(Data entries for graphics)

- - - - - - -

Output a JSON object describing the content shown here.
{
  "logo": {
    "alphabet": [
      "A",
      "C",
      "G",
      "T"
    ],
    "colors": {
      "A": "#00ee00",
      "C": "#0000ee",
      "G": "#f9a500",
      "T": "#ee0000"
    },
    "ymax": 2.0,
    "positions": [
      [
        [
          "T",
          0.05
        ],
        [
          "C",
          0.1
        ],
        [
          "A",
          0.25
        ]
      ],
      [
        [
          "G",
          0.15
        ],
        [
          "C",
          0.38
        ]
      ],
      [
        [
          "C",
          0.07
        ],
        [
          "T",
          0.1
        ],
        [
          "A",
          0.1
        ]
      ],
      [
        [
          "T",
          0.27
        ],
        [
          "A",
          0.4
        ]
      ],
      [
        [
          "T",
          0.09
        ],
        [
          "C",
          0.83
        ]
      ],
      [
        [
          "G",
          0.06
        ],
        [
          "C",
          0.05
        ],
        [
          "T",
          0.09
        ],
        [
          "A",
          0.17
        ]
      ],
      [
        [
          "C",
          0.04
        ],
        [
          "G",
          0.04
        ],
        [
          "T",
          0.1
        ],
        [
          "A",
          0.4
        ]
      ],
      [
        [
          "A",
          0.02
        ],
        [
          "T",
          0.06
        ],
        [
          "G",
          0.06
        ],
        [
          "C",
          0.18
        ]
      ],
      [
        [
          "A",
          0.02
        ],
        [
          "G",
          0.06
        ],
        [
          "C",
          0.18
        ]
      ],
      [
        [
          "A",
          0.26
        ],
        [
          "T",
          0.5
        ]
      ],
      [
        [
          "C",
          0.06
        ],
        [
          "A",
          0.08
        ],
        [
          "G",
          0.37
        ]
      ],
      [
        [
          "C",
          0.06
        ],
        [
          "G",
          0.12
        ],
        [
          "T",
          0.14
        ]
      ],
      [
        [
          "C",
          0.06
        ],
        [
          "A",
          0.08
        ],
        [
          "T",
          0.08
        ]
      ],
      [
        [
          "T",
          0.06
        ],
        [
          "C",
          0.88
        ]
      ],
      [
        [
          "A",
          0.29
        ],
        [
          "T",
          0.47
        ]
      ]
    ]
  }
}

- - - - - - -

• Task description:
Nothing should be left out: return all of the records exactly.

• Task output:
Output a JSON object describing the content shown here.
{
  "logo": {
    "alphabet": [
      "A",
      "C",
      "G",
      "T"
    ],
    "colors": {
      "A": "#00ee00",
      "C": "#0000ee",
      "G": "#f9a500",
      "T": "#ee0000"
    },
    "ymax": 2.0,
    "positions": [
      [
        [
          "T",
          0.05
        ],
        [
          "C",
          0.1
        ],
        [
          "A",
          0.25
        ]
      ],
      [
        [
          "G",
          0.15
        ],
        [
          "C",
          0.38
        ]
      ],
      [
        [
          "C",
          0.07
        ],
        [
          "T",
          0.1
        ],
        [
          "A",
          0.1
        ]
      ],
      [
        [
          "T",
          0.27
        ],
        [
          "A",
          0.4
        ]
      ],
      [
        [
          "T",
          0.09
        ],
        [
          "C",
          0.83
        ]
      ],
      [
        [
          "G",
          0.06
        ],
        [
          "C",
          0.05
        ],
        [
          "T",
          0.09
        ],
        [
          "A",
          0.17
        ]
      ],
      [
        [
          "C",
          0.04
        ],
        [
          "G",
          0.04
        ],
        [
          "T",
          0.1
        ],
        [
          "A",
          0.4
        ]
      ],
      [
        [
          "A",
          0.02
        ],
        [
          "T",
          0.06
        ],
        [
          "G",
          0.06
        ],
        [
          "C",
          0.18
        ]
      ],
      [
        [
          "A",
          0.02
        ],
        [
          "G",
          0.06
        ],
        [
          "C",
          0.18
        ]
      ],
      [
        [
          "A",
          0.26
        ],
        [
          "T",
          0.5
        ]
      ],
      [
        [
          "C",
          0.06
        ],
        [
          "A",
          0.08
        ],
        [
          "G",
          0.37
        ]
      ],
      [
        [
          "C",
          0.06
        ],
        [
          "G",
          0.12
        ],
        [
          "T",
          0.14
        ]
      ],
      [
        [
          "C",
          0.06
        ],
        [
          "A",
          0.08
        ],
        [
          "T",
          0.08
        ]
      ],
      [
        [
          "T",
          0.06
        ],
        [
          "C",
          0.88
        ]
      ],
      [
        [
          "A",
          0.29
        ],
        [
          "T",
          0.47
        ]
      ]
    ]
  }
}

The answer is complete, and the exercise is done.